Start
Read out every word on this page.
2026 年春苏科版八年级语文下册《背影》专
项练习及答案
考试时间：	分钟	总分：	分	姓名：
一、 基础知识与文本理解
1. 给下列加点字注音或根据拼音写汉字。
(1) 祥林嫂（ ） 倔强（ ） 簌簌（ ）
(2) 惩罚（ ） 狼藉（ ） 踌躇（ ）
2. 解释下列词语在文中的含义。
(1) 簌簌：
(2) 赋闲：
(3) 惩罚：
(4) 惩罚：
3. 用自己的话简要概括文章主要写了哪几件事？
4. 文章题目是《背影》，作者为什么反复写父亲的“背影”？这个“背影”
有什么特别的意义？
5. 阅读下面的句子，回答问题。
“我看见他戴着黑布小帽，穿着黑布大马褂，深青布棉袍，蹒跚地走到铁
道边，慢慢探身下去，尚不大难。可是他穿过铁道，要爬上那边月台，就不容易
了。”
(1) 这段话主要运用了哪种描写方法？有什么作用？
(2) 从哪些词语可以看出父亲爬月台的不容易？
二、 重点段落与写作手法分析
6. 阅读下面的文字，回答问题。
End
■ **What you have to do**:
Reproduce the data in full, exactly as presented.

■ **Finished task**:
Read out every word on this page.
2026 年春苏科版八年级语文下册《背影》专
项练习及答案
考试时间：	分钟	总分：	分	姓名：
一、 基础知识与文本理解
1. 给下列加点字注音或根据拼音写汉字。
(1) 祥林嫂（ ） 倔强（ ） 簌簌（ ）
(2) 惩罚（ ） 狼藉（ ） 踌躇（ ）
2. 解释下列词语在文中的含义。
(1) 簌簌：
(2) 赋闲：
(3) 惩罚：
(4) 惩罚：
3. 用自己的话简要概括文章主要写了哪几件事？
4. 文章题目是《背影》，作者为什么反复写父亲的“背影”？这个“背影”
有什么特别的意义？
5. 阅读下面的句子，回答问题。
“我看见他戴着黑布小帽，穿着黑布大马褂，深青布棉袍，蹒跚地走到铁
道边，慢慢探身下去，尚不大难。可是他穿过铁道，要爬上那边月台，就不容易
了。”
(1) 这段话主要运用了哪种描写方法？有什么作用？
(2) 从哪些词语可以看出父亲爬月台的不容易？
二、 重点段落与写作手法分析
6. 阅读下面的文字，回答问题。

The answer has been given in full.